Return the whole listing, keeping every character the same.

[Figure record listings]
Start

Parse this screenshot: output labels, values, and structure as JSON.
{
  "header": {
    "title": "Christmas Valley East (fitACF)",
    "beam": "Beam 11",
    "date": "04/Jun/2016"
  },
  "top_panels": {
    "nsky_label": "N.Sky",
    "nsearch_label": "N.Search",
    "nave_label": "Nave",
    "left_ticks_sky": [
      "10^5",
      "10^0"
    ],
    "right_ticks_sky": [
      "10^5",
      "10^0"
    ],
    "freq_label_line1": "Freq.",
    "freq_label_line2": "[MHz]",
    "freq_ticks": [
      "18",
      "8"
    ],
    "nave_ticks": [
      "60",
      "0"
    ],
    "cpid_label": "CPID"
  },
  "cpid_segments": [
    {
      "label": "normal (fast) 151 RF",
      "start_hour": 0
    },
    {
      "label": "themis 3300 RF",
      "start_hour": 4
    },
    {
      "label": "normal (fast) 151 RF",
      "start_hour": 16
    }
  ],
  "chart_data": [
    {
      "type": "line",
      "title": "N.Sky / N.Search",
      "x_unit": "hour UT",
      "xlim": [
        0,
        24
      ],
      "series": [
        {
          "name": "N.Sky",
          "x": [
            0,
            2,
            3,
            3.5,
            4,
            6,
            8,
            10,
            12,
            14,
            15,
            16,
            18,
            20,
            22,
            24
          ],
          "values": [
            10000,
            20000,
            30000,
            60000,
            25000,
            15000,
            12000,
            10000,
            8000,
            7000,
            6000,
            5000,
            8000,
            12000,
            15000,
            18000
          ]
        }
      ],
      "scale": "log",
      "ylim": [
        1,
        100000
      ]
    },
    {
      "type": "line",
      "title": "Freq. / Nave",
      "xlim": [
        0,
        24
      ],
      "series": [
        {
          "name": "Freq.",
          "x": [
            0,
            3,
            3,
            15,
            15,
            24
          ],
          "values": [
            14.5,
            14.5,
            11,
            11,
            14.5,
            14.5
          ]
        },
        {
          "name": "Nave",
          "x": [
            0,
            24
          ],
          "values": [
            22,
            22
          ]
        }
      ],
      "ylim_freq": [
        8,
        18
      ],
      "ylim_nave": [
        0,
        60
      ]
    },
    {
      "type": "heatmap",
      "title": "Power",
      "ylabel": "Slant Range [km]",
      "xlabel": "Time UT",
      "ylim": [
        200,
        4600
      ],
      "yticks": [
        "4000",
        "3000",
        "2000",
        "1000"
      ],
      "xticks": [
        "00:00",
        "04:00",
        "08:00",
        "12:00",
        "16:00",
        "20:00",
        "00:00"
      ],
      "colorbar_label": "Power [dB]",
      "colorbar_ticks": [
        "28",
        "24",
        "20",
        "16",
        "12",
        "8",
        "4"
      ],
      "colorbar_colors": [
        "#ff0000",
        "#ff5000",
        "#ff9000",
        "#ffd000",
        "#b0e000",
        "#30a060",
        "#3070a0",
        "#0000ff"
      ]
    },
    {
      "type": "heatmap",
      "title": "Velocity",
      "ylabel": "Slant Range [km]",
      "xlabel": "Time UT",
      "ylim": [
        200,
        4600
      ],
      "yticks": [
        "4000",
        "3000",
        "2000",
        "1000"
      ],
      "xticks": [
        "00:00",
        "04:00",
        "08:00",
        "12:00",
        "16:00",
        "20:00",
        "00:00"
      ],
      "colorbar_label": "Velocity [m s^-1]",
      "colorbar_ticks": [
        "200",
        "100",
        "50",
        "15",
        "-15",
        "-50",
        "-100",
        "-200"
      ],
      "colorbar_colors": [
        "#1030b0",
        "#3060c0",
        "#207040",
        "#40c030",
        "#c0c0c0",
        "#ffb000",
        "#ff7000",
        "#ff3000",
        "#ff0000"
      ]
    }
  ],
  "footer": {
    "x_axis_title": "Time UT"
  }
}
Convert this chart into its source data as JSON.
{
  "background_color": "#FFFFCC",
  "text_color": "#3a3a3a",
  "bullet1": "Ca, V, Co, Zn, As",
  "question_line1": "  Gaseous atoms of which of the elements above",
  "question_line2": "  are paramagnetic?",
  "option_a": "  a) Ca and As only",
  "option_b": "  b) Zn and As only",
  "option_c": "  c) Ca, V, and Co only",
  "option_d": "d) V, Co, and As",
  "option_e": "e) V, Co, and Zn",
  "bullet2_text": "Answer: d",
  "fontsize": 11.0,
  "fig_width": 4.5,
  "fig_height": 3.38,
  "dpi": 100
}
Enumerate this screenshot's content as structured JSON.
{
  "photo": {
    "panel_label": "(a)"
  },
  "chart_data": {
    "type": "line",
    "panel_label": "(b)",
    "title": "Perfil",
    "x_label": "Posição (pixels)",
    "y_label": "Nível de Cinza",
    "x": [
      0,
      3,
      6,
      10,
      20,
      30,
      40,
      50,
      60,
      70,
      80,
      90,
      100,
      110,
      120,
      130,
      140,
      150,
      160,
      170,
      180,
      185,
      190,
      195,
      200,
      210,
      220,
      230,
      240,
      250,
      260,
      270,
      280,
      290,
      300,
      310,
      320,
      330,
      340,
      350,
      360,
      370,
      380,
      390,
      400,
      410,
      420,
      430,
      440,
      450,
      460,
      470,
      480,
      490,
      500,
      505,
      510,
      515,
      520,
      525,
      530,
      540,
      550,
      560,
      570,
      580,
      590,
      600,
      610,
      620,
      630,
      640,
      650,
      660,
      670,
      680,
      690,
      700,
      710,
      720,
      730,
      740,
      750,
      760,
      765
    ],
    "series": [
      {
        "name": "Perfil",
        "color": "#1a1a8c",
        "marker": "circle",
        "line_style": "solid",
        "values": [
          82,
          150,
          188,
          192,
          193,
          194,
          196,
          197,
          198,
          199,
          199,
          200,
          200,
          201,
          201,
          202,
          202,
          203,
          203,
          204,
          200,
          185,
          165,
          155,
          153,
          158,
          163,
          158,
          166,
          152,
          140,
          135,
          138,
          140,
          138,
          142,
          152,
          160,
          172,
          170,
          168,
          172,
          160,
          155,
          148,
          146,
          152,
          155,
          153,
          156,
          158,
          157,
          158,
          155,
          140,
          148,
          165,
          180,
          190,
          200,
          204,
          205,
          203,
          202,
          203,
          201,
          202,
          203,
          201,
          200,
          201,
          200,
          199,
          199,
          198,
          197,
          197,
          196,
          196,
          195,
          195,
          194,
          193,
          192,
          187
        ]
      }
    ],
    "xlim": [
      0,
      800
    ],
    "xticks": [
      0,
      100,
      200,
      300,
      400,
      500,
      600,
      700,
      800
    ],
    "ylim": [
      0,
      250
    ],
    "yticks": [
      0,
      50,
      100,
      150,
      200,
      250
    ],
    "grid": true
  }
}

End

▸ Complete response:
Parse this screenshot: output labels, values, and structure as JSON.
{
  "header": {
    "title": "Christmas Valley East (fitACF)",
    "beam": "Beam 11",
    "date": "04/Jun/2016"
  },
  "top_panels": {
    "nsky_label": "N.Sky",
    "nsearch_label": "N.Search",
    "nave_label": "Nave",
    "left_ticks_sky": [
      "10^5",
      "10^0"
    ],
    "right_ticks_sky": [
      "10^5",
      "10^0"
    ],
    "freq_label_line1": "Freq.",
    "freq_label_line2": "[MHz]",
    "freq_ticks": [
      "18",
      "8"
    ],
    "nave_ticks": [
      "60",
      "0"
    ],
    "cpid_label": "CPID"
  },
  "cpid_segments": [
    {
      "label": "normal (fast) 151 RF",
      "start_hour": 0
    },
    {
      "label": "themis 3300 RF",
      "start_hour": 4
    },
    {
      "label": "normal (fast) 151 RF",
      "start_hour": 16
    }
  ],
  "chart_data": [
    {
      "type": "line",
      "title": "N.Sky / N.Search",
      "x_unit": "hour UT",
      "xlim": [
        0,
        24
      ],
      "series": [
        {
          "name": "N.Sky",
          "x": [
            0,
            2,
            3,
            3.5,
            4,
            6,
            8,
            10,
            12,
            14,
            15,
            16,
            18,
            20,
            22,
            24
          ],
          "values": [
            10000,
            20000,
            30000,
            60000,
            25000,
            15000,
            12000,
            10000,
            8000,
            7000,
            6000,
            5000,
            8000,
            12000,
            15000,
            18000
          ]
        }
      ],
      "scale": "log",
      "ylim": [
        1,
        100000
      ]
    },
    {
      "type": "line",
      "title": "Freq. / Nave",
      "xlim": [
        0,
        24
      ],
      "series": [
        {
          "name": "Freq.",
          "x": [
            0,
            3,
            3,
            15,
            15,
            24
          ],
          "values": [
            14.5,
            14.5,
            11,
            11,
            14.5,
            14.5
          ]
        },
        {
          "name": "Nave",
          "x": [
            0,
            24
          ],
          "values": [
            22,
            22
          ]
        }
      ],
      "ylim_freq": [
        8,
        18
      ],
      "ylim_nave": [
        0,
        60
      ]
    },
    {
      "type": "heatmap",
      "title": "Power",
      "ylabel": "Slant Range [km]",
      "xlabel": "Time UT",
      "ylim": [
        200,
        4600
      ],
      "yticks": [
        "4000",
        "3000",
        "2000",
        "1000"
      ],
      "xticks": [
        "00:00",
        "04:00",
        "08:00",
        "12:00",
        "16:00",
        "20:00",
        "00:00"
      ],
      "colorbar_label": "Power [dB]",
      "colorbar_ticks": [
        "28",
        "24",
        "20",
        "16",
        "12",
        "8",
        "4"
      ],
      "colorbar_colors": [
        "#ff0000",
        "#ff5000",
        "#ff9000",
        "#ffd000",
        "#b0e000",
        "#30a060",
        "#3070a0",
        "#0000ff"
      ]
    },
    {
      "type": "heatmap",
      "title": "Velocity",
      "ylabel": "Slant Range [km]",
      "xlabel": "Time UT",
      "ylim": [
        200,
        4600
      ],
      "yticks": [
        "4000",
        "3000",
        "2000",
        "1000"
      ],
      "xticks": [
        "00:00",
        "04:00",
        "08:00",
        "12:00",
        "16:00",
        "20:00",
        "00:00"
      ],
      "colorbar_label": "Velocity [m s^-1]",
      "colorbar_ticks": [
        "200",
        "100",
        "50",
        "15",
        "-15",
        "-50",
        "-100",
        "-200"
      ],
      "colorbar_colors": [
        "#1030b0",
        "#3060c0",
        "#207040",
        "#40c030",
        "#c0c0c0",
        "#ffb000",
        "#ff7000",
        "#ff3000",
        "#ff0000"
      ]
    }
  ],
  "footer": {
    "x_axis_title": "Time UT"
  }
}
Convert this chart into its source data as JSON.
{
  "background_color": "#FFFFCC",
  "text_color": "#3a3a3a",
  "bullet1": "Ca, V, Co, Zn, As",
  "question_line1": "  Gaseous atoms of which of the elements above",
  "question_line2": "  are paramagnetic?",
  "option_a": "  a) Ca and As only",
  "option_b": "  b) Zn and As only",
  "option_c": "  c) Ca, V, and Co only",
  "option_d": "d) V, Co, and As",
  "option_e": "e) V, Co, and Zn",
  "bullet2_text": "Answer: d",
  "fontsize": 11.0,
  "fig_width": 4.5,
  "fig_height": 3.38,
  "dpi": 100
}
Enumerate this screenshot's content as structured JSON.
{
  "photo": {
    "panel_label": "(a)"
  },
  "chart_data": {
    "type": "line",
    "panel_label": "(b)",
    "title": "Perfil",
    "x_label": "Posição (pixels)",
    "y_label": "Nível de Cinza",
    "x": [
      0,
      3,
      6,
      10,
      20,
      30,
      40,
      50,
      60,
      70,
      80,
      90,
      100,
      110,
      120,
      130,
      140,
      150,
      160,
      170,
      180,
      185,
      190,
      195,
      200,
      210,
      220,
      230,
      240,
      250,
      260,
      270,
      280,
      290,
      300,
      310,
      320,
      330,
      340,
      350,
      360,
      370,
      380,
      390,
      400,
      410,
      420,
      430,
      440,
      450,
      460,
      470,
      480,
      490,
      500,
      505,
      510,
      515,
      520,
      525,
      530,
      540,
      550,
      560,
      570,
      580,
      590,
      600,
      610,
      620,
      630,
      640,
      650,
      660,
      670,
      680,
      690,
      700,
      710,
      720,
      730,
      740,
      750,
      760,
      765
    ],
    "series": [
      {
        "name": "Perfil",
        "color": "#1a1a8c",
        "marker": "circle",
        "line_style": "solid",
        "values": [
          82,
          150,
          188,
          192,
          193,
          194,
          196,
          197,
          198,
          199,
          199,
          200,
          200,
          201,
          201,
          202,
          202,
          203,
          203,
          204,
          200,
          185,
          165,
          155,
          153,
          158,
          163,
          158,
          166,
          152,
          140,
          135,
          138,
          140,
          138,
          142,
          152,
          160,
          172,
          170,
          168,
          172,
          160,
          155,
          148,
          146,
          152,
          155,
          153,
          156,
          158,
          157,
          158,
          155,
          140,
          148,
          165,
          180,
          190,
          200,
          204,
          205,
          203,
          202,
          203,
          201,
          202,
          203,
          201,
          200,
          201,
          200,
          199,
          199,
          198,
          197,
          197,
          196,
          196,
          195,
          195,
          194,
          193,
          192,
          187
        ]
      }
    ],
    "xlim": [
      0,
      800
    ],
    "xticks": [
      0,
      100,
      200,
      300,
      400,
      500,
      600,
      700,
      800
    ],
    "ylim": [
      0,
      250
    ],
    "yticks": [
      0,
      50,
      100,
      150,
      200,
      250
    ],
    "grid": true
  }
}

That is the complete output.